> [Set problem]:
Extract the whole listing as it stands. Do not include the pictures.

> [Source records]:
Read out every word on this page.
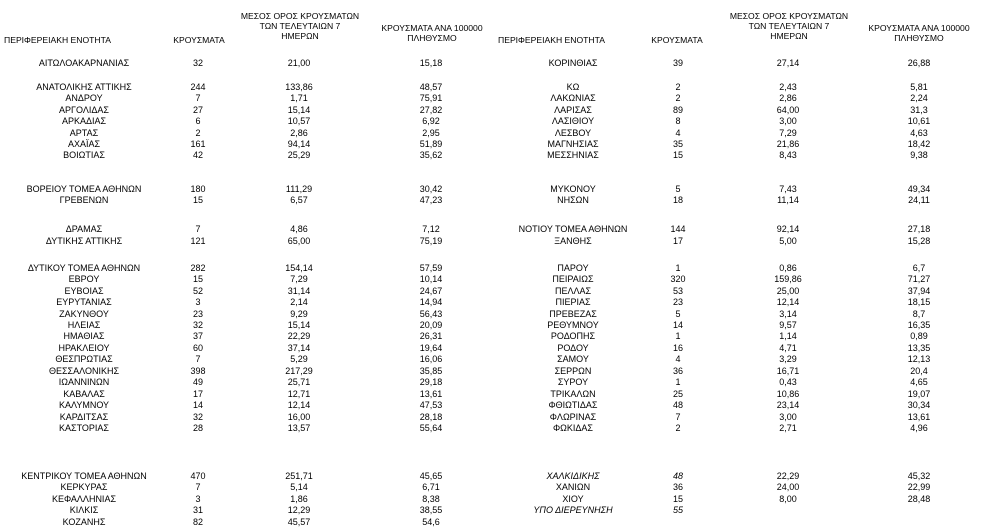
ΠΕΡΙΦΕΡΕΙΑΚΗ ΕΝΟΤΗΤΑ	ΚΡΟΥΣΜΑΤΑ
ΜΕΣΟΣ ΟΡΟΣ ΚΡΟΥΣΜΑΤΩΝ
ΤΩΝ ΤΕΛΕΥΤΑΙΩΝ 7
ΗΜΕΡΩΝ
ΚΡΟΥΣΜΑΤΑ ΑΝΑ 100000
ΠΛΗΘΥΣΜΟ	ΠΕΡΙΦΕΡΕΙΑΚΗ ΕΝΟΤΗΤΑ	ΚΡΟΥΣΜΑΤΑ
ΜΕΣΟΣ ΟΡΟΣ ΚΡΟΥΣΜΑΤΩΝ
ΤΩΝ ΤΕΛΕΥΤΑΙΩΝ 7
ΗΜΕΡΩΝ
ΚΡΟΥΣΜΑΤΑ ΑΝΑ 100000
ΠΛΗΘΥΣΜΟ
ΑΙΤΩΛΟΑΚΑΡΝΑΝΙΑΣ	32	21,00	15,18
ΑΝΑΤΟΛΙΚΗΣ ΑΤΤΙΚΗΣ	244	133,86	48,57
ΑΝΔΡΟΥ	7	1,71	75,91
ΑΡΓΟΛΙΔΑΣ	27	15,14	27,82
ΑΡΚΑΔΙΑΣ	6	10,57	6,92
ΑΡΤΑΣ	2	2,86	2,95
ΑΧΑΪΑΣ	161	94,14	51,89
ΒΟΙΩΤΙΑΣ	42	25,29	35,62
ΒΟΡΕΙΟΥ ΤΟΜΕΑ ΑΘΗΝΩΝ	180	111,29	30,42
ΓΡΕΒΕΝΩΝ	15	6,57	47,23
ΔΡΑΜΑΣ	7	4,86	7,12
ΔΥΤΙΚΗΣ ΑΤΤΙΚΗΣ	121	65,00	75,19
ΔΥΤΙΚΟΥ ΤΟΜΕΑ ΑΘΗΝΩΝ	282	154,14	57,59
ΕΒΡΟΥ	15	7,29	10,14
ΕΥΒΟΙΑΣ	52	31,14	24,67
ΕΥΡΥΤΑΝΙΑΣ	3	2,14	14,94
ΖΑΚΥΝΘΟΥ	23	9,29	56,43
ΗΛΕΙΑΣ	32	15,14	20,09
ΗΜΑΘΙΑΣ	37	22,29	26,31
ΗΡΑΚΛΕΙΟΥ	60	37,14	19,64
ΘΕΣΠΡΩΤΙΑΣ	7	5,29	16,06
ΘΕΣΣΑΛΟΝΙΚΗΣ	398	217,29	35,85
ΙΩΑΝΝΙΝΩΝ	49	25,71	29,18
ΚΑΒΑΛΑΣ	17	12,71	13,61
ΚΑΛΥΜΝΟΥ	14	12,14	47,53
ΚΑΡΔΙΤΣΑΣ	32	16,00	28,18
ΚΑΣΤΟΡΙΑΣ	28	13,57	55,64
ΚΕΝΤΡΙΚΟΥ ΤΟΜΕΑ ΑΘΗΝΩΝ	470	251,71	45,65
ΚΕΡΚΥΡΑΣ	7	5,14	6,71
ΚΕΦΑΛΛΗΝΙΑΣ	3	1,86	8,38
ΚΙΛΚΙΣ	31	12,29	38,55
ΚΟΖΑΝΗΣ	82	45,57	54,6
ΚΟΡΙΝΘΙΑΣ	39	27,14	26,88
ΚΩ	2	2,43	5,81
ΛΑΚΩΝΙΑΣ	2	2,86	2,24
ΛΑΡΙΣΑΣ	89	64,00	31,3
ΛΑΣΙΘΙΟΥ	8	3,00	10,61
ΛΕΣΒΟΥ	4	7,29	4,63
ΜΑΓΝΗΣΙΑΣ	35	21,86	18,42
ΜΕΣΣΗΝΙΑΣ	15	8,43	9,38
ΜΥΚΟΝΟΥ	5	7,43	49,34
ΝΗΣΩΝ	18	11,14	24,11
ΝΟΤΙΟΥ ΤΟΜΕΑ ΑΘΗΝΩΝ	144	92,14	27,18
ΞΑΝΘΗΣ	17	5,00	15,28
ΠΑΡΟΥ	1	0,86	6,7
ΠΕΙΡΑΙΩΣ	320	159,86	71,27
ΠΕΛΛΑΣ	53	25,00	37,94
ΠΙΕΡΙΑΣ	23	12,14	18,15
ΠΡΕΒΕΖΑΣ	5	3,14	8,7
ΡΕΘΥΜΝΟΥ	14	9,57	16,35
ΡΟΔΟΠΗΣ	1	1,14	0,89
ΡΟΔΟΥ	16	4,71	13,35
ΣΑΜΟΥ	4	3,29	12,13
ΣΕΡΡΩΝ	36	16,71	20,4
ΣΥΡΟΥ	1	0,43	4,65
ΤΡΙΚΑΛΩΝ	25	10,86	19,07
ΦΘΙΩΤΙΔΑΣ	48	23,14	30,34
ΦΛΩΡΙΝΑΣ	7	3,00	13,61
ΦΩΚΙΔΑΣ	2	2,71	4,96
ΧΑΛΚΙΔΙΚΗΣ	48	22,29	45,32
ΧΑΝΙΩΝ	36	24,00	22,99
ΧΙΟΥ	15	8,00	28,48
ΥΠΟ ΔΙΕΡΕΥΝΗΣΗ	55
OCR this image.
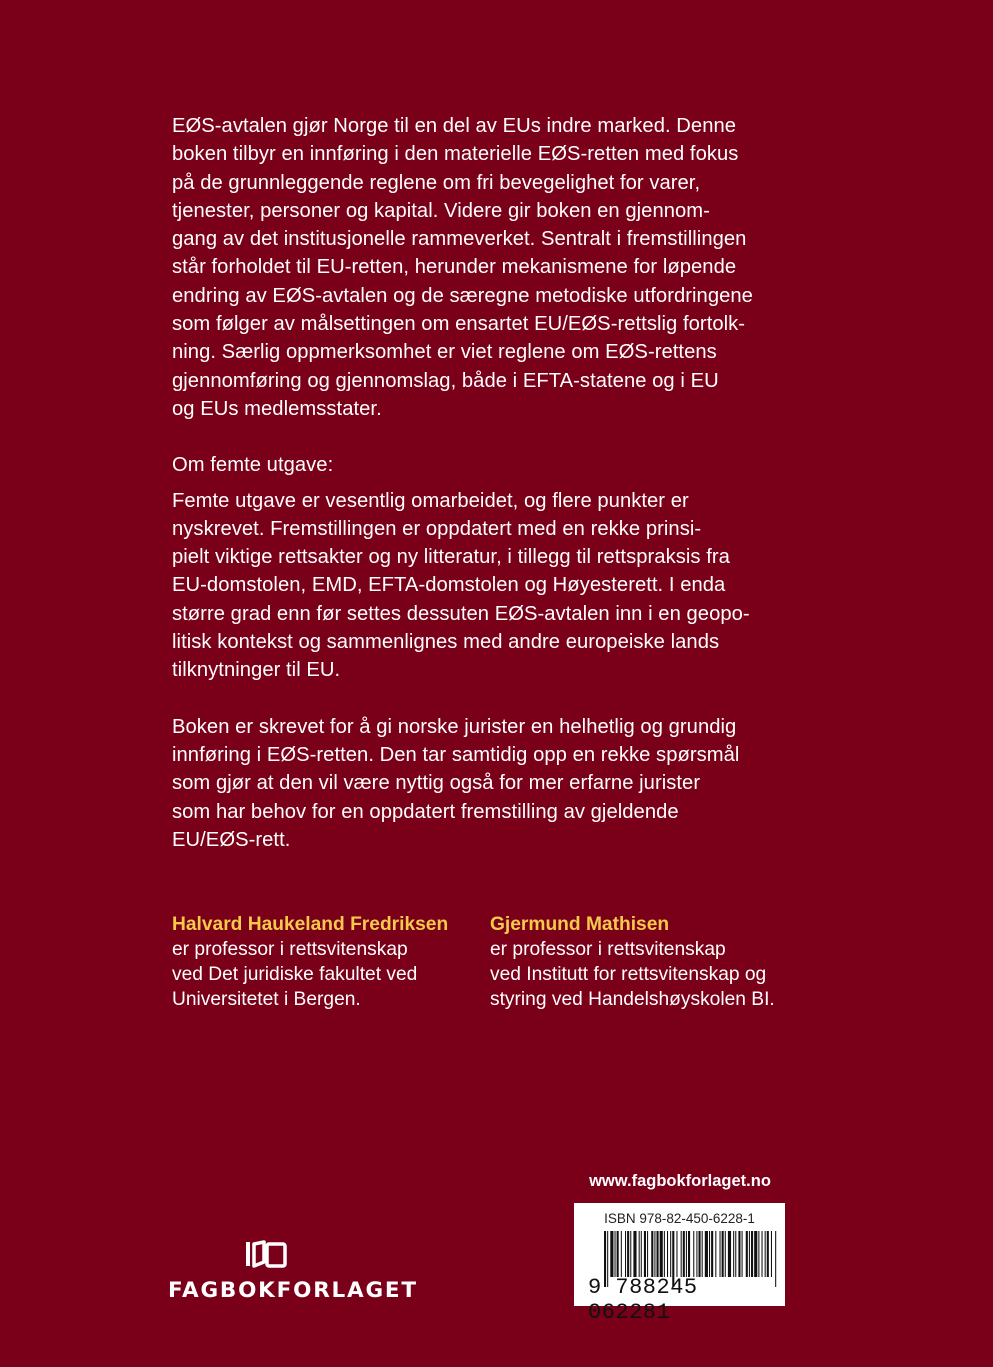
EØS-avtalen gjør Norge til en del av EUs indre marked. Denne
boken tilbyr en innføring i den materielle EØS-retten med fokus
på de grunnleggende reglene om fri bevegelighet for varer,
tjenester, personer og kapital. Videre gir boken en gjennom-
gang av det institusjonelle rammeverket. Sentralt i fremstillingen
står forholdet til EU-retten, herunder mekanismene for løpende
endring av EØS-avtalen og de særegne metodiske utfordringene
som følger av målsettingen om ensartet EU/EØS-rettslig fortolk-
ning. Særlig oppmerksomhet er viet reglene om EØS-rettens
gjennomføring og gjennomslag, både i EFTA-statene og i EU
og EUs medlemsstater.

Om femte utgave:

Femte utgave er vesentlig omarbeidet, og flere punkter er
nyskrevet. Fremstillingen er oppdatert med en rekke prinsi-
pielt viktige rettsakter og ny litteratur, i tillegg til rettspraksis fra
EU-domstolen, EMD, EFTA-domstolen og Høyesterett. I enda
større grad enn før settes dessuten EØS-avtalen inn i en geopo-
litisk kontekst og sammenlignes med andre europeiske lands
tilknytninger til EU.

Boken er skrevet for å gi norske jurister en helhetlig og grundig
innføring i EØS-retten. Den tar samtidig opp en rekke spørsmål
som gjør at den vil være nyttig også for mer erfarne jurister
som har behov for en oppdatert fremstilling av gjeldende
EU/EØS-rett.

Halvard Haukeland Fredriksen
er professor i rettsvitenskap
ved Det juridiske fakultet ved
Universitetet i Bergen.

Gjermund Mathisen
er professor i rettsvitenskap
ved Institutt for rettsvitenskap og
styring ved Handelshøyskolen BI.

www.fagbokforlaget.no
ISBN 978-82-450-6228-1
9 788245 062281
FAGBOKFORLAGET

> [Complete response]:
Read out every word on this page.
ΠΕΡΙΦΕΡΕΙΑΚΗ ΕΝΟΤΗΤΑ	ΚΡΟΥΣΜΑΤΑ
ΜΕΣΟΣ ΟΡΟΣ ΚΡΟΥΣΜΑΤΩΝ
ΤΩΝ ΤΕΛΕΥΤΑΙΩΝ 7
ΗΜΕΡΩΝ
ΚΡΟΥΣΜΑΤΑ ΑΝΑ 100000
ΠΛΗΘΥΣΜΟ	ΠΕΡΙΦΕΡΕΙΑΚΗ ΕΝΟΤΗΤΑ	ΚΡΟΥΣΜΑΤΑ
ΜΕΣΟΣ ΟΡΟΣ ΚΡΟΥΣΜΑΤΩΝ
ΤΩΝ ΤΕΛΕΥΤΑΙΩΝ 7
ΗΜΕΡΩΝ
ΚΡΟΥΣΜΑΤΑ ΑΝΑ 100000
ΠΛΗΘΥΣΜΟ
ΑΙΤΩΛΟΑΚΑΡΝΑΝΙΑΣ	32	21,00	15,18
ΑΝΑΤΟΛΙΚΗΣ ΑΤΤΙΚΗΣ	244	133,86	48,57
ΑΝΔΡΟΥ	7	1,71	75,91
ΑΡΓΟΛΙΔΑΣ	27	15,14	27,82
ΑΡΚΑΔΙΑΣ	6	10,57	6,92
ΑΡΤΑΣ	2	2,86	2,95
ΑΧΑΪΑΣ	161	94,14	51,89
ΒΟΙΩΤΙΑΣ	42	25,29	35,62
ΒΟΡΕΙΟΥ ΤΟΜΕΑ ΑΘΗΝΩΝ	180	111,29	30,42
ΓΡΕΒΕΝΩΝ	15	6,57	47,23
ΔΡΑΜΑΣ	7	4,86	7,12
ΔΥΤΙΚΗΣ ΑΤΤΙΚΗΣ	121	65,00	75,19
ΔΥΤΙΚΟΥ ΤΟΜΕΑ ΑΘΗΝΩΝ	282	154,14	57,59
ΕΒΡΟΥ	15	7,29	10,14
ΕΥΒΟΙΑΣ	52	31,14	24,67
ΕΥΡΥΤΑΝΙΑΣ	3	2,14	14,94
ΖΑΚΥΝΘΟΥ	23	9,29	56,43
ΗΛΕΙΑΣ	32	15,14	20,09
ΗΜΑΘΙΑΣ	37	22,29	26,31
ΗΡΑΚΛΕΙΟΥ	60	37,14	19,64
ΘΕΣΠΡΩΤΙΑΣ	7	5,29	16,06
ΘΕΣΣΑΛΟΝΙΚΗΣ	398	217,29	35,85
ΙΩΑΝΝΙΝΩΝ	49	25,71	29,18
ΚΑΒΑΛΑΣ	17	12,71	13,61
ΚΑΛΥΜΝΟΥ	14	12,14	47,53
ΚΑΡΔΙΤΣΑΣ	32	16,00	28,18
ΚΑΣΤΟΡΙΑΣ	28	13,57	55,64
ΚΕΝΤΡΙΚΟΥ ΤΟΜΕΑ ΑΘΗΝΩΝ	470	251,71	45,65
ΚΕΡΚΥΡΑΣ	7	5,14	6,71
ΚΕΦΑΛΛΗΝΙΑΣ	3	1,86	8,38
ΚΙΛΚΙΣ	31	12,29	38,55
ΚΟΖΑΝΗΣ	82	45,57	54,6
ΚΟΡΙΝΘΙΑΣ	39	27,14	26,88
ΚΩ	2	2,43	5,81
ΛΑΚΩΝΙΑΣ	2	2,86	2,24
ΛΑΡΙΣΑΣ	89	64,00	31,3
ΛΑΣΙΘΙΟΥ	8	3,00	10,61
ΛΕΣΒΟΥ	4	7,29	4,63
ΜΑΓΝΗΣΙΑΣ	35	21,86	18,42
ΜΕΣΣΗΝΙΑΣ	15	8,43	9,38
ΜΥΚΟΝΟΥ	5	7,43	49,34
ΝΗΣΩΝ	18	11,14	24,11
ΝΟΤΙΟΥ ΤΟΜΕΑ ΑΘΗΝΩΝ	144	92,14	27,18
ΞΑΝΘΗΣ	17	5,00	15,28
ΠΑΡΟΥ	1	0,86	6,7
ΠΕΙΡΑΙΩΣ	320	159,86	71,27
ΠΕΛΛΑΣ	53	25,00	37,94
ΠΙΕΡΙΑΣ	23	12,14	18,15
ΠΡΕΒΕΖΑΣ	5	3,14	8,7
ΡΕΘΥΜΝΟΥ	14	9,57	16,35
ΡΟΔΟΠΗΣ	1	1,14	0,89
ΡΟΔΟΥ	16	4,71	13,35
ΣΑΜΟΥ	4	3,29	12,13
ΣΕΡΡΩΝ	36	16,71	20,4
ΣΥΡΟΥ	1	0,43	4,65
ΤΡΙΚΑΛΩΝ	25	10,86	19,07
ΦΘΙΩΤΙΔΑΣ	48	23,14	30,34
ΦΛΩΡΙΝΑΣ	7	3,00	13,61
ΦΩΚΙΔΑΣ	2	2,71	4,96
ΧΑΛΚΙΔΙΚΗΣ	48	22,29	45,32
ΧΑΝΙΩΝ	36	24,00	22,99
ΧΙΟΥ	15	8,00	28,48
ΥΠΟ ΔΙΕΡΕΥΝΗΣΗ	55
OCR this image.
EØS-avtalen gjør Norge til en del av EUs indre marked. Denne
boken tilbyr en innføring i den materielle EØS-retten med fokus
på de grunnleggende reglene om fri bevegelighet for varer,
tjenester, personer og kapital. Videre gir boken en gjennom-
gang av det institusjonelle rammeverket. Sentralt i fremstillingen
står forholdet til EU-retten, herunder mekanismene for løpende
endring av EØS-avtalen og de særegne metodiske utfordringene
som følger av målsettingen om ensartet EU/EØS-rettslig fortolk-
ning. Særlig oppmerksomhet er viet reglene om EØS-rettens
gjennomføring og gjennomslag, både i EFTA-statene og i EU
og EUs medlemsstater.

Om femte utgave:

Femte utgave er vesentlig omarbeidet, og flere punkter er
nyskrevet. Fremstillingen er oppdatert med en rekke prinsi-
pielt viktige rettsakter og ny litteratur, i tillegg til rettspraksis fra
EU-domstolen, EMD, EFTA-domstolen og Høyesterett. I enda
større grad enn før settes dessuten EØS-avtalen inn i en geopo-
litisk kontekst og sammenlignes med andre europeiske lands
tilknytninger til EU.

Boken er skrevet for å gi norske jurister en helhetlig og grundig
innføring i EØS-retten. Den tar samtidig opp en rekke spørsmål
som gjør at den vil være nyttig også for mer erfarne jurister
som har behov for en oppdatert fremstilling av gjeldende
EU/EØS-rett.

Halvard Haukeland Fredriksen
er professor i rettsvitenskap
ved Det juridiske fakultet ved
Universitetet i Bergen.

Gjermund Mathisen
er professor i rettsvitenskap
ved Institutt for rettsvitenskap og
styring ved Handelshøyskolen BI.

www.fagbokforlaget.no
ISBN 978-82-450-6228-1
9 788245 062281
FAGBOKFORLAGET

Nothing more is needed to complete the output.